**Task data**
+++++

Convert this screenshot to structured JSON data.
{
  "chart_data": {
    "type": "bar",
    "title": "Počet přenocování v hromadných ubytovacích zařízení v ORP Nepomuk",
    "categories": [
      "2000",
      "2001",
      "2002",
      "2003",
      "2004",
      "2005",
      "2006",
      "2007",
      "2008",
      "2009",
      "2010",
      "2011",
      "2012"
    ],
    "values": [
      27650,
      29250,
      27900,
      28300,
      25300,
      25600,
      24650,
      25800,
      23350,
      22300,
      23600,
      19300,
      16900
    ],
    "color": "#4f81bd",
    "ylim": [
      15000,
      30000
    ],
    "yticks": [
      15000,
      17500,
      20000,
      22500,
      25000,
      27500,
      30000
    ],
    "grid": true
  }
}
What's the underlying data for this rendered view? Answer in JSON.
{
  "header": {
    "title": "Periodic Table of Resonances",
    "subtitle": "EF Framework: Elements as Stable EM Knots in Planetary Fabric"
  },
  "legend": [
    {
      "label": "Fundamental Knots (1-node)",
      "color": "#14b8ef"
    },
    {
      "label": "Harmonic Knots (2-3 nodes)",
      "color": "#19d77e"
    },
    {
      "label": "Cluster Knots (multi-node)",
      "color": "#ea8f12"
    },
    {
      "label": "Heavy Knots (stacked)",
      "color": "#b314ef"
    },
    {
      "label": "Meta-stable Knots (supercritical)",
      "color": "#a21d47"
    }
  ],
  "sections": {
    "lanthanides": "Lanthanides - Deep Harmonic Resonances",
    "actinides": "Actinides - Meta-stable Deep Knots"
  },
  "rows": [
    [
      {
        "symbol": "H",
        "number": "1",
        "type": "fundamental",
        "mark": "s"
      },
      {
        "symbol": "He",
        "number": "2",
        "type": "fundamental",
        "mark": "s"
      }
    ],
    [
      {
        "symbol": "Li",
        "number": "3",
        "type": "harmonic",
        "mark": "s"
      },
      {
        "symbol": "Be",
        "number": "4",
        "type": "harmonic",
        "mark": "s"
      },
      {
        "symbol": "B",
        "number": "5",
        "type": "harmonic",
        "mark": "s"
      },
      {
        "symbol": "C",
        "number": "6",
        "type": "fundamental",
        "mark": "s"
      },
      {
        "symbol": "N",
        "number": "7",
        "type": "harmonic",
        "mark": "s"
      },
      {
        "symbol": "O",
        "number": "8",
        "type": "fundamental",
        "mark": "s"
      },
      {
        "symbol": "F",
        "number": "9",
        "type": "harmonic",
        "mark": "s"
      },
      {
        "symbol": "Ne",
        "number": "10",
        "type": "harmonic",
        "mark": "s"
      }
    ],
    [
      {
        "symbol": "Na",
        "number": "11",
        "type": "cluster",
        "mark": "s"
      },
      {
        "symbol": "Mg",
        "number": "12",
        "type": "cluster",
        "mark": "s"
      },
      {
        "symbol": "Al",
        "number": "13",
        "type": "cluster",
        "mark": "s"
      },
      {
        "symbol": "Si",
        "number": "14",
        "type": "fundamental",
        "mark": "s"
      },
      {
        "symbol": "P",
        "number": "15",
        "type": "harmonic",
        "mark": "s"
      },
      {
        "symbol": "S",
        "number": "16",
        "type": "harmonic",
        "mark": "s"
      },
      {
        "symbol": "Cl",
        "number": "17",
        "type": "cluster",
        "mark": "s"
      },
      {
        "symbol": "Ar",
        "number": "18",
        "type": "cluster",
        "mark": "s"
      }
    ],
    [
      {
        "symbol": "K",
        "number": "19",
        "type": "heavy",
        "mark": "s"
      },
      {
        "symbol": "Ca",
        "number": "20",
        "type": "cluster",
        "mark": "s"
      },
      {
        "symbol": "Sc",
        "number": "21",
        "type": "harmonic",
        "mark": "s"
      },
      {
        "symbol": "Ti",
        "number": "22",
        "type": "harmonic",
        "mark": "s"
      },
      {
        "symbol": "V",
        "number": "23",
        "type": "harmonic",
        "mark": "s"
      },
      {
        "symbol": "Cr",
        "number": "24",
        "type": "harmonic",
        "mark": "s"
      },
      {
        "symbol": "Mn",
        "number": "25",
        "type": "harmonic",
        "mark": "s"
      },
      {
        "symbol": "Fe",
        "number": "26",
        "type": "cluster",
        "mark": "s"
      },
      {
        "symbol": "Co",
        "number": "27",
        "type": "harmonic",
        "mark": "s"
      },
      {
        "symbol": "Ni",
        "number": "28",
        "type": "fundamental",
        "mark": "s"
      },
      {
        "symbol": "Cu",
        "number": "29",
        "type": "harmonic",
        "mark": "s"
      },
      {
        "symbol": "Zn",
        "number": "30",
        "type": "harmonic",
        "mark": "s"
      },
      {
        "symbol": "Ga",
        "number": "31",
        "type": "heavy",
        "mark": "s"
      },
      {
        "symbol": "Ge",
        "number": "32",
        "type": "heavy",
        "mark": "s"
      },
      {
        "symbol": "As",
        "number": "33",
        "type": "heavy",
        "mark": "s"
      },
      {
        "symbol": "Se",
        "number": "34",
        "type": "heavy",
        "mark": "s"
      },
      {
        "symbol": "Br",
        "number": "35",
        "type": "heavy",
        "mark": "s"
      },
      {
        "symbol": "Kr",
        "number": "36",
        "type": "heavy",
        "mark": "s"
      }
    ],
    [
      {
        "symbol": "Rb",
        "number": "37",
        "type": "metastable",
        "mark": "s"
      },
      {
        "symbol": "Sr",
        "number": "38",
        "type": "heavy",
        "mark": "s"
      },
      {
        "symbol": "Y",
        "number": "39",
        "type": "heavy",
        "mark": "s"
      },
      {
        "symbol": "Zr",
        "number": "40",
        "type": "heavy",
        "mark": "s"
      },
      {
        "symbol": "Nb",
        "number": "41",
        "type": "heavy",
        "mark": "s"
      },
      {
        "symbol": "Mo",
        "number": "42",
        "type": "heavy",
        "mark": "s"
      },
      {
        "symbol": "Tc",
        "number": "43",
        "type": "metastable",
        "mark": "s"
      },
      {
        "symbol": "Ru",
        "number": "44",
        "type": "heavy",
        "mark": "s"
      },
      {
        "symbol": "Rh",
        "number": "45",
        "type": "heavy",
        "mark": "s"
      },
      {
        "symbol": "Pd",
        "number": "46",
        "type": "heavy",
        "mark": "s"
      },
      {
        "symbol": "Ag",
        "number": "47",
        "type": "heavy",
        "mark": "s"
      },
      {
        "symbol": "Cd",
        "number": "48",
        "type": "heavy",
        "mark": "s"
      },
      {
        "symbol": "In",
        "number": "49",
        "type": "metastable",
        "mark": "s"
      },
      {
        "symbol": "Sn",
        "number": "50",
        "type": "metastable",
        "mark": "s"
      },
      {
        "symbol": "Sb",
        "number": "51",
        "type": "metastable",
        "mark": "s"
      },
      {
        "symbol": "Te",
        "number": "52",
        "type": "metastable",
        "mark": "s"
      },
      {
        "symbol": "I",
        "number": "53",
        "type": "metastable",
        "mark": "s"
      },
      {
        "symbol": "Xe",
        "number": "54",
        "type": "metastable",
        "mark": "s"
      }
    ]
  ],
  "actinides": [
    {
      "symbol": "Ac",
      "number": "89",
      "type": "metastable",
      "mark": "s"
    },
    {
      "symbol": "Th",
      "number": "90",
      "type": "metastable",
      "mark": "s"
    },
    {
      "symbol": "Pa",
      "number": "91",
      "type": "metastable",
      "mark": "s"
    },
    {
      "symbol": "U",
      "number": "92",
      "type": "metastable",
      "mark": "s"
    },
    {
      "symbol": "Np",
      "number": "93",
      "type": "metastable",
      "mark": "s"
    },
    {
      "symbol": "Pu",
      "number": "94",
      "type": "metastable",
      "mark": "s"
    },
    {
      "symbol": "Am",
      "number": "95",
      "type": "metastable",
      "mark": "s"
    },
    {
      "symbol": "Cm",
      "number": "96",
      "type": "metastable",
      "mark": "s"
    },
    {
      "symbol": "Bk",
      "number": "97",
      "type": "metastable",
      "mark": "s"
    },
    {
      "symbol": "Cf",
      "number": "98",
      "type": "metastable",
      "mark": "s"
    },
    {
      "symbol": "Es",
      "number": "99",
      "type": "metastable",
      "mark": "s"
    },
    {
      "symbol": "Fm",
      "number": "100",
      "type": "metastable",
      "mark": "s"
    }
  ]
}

+++++

**Task details**
Keep only those lines of the records that hold "label", and return them.

**Complete response**
      "label": "Fundamental Knots (1-node)",
      "label": "Harmonic Knots (2-3 nodes)",
      "label": "Cluster Knots (multi-node)",
      "label": "Heavy Knots (stacked)",
      "label": "Meta-stable Knots (supercritical)",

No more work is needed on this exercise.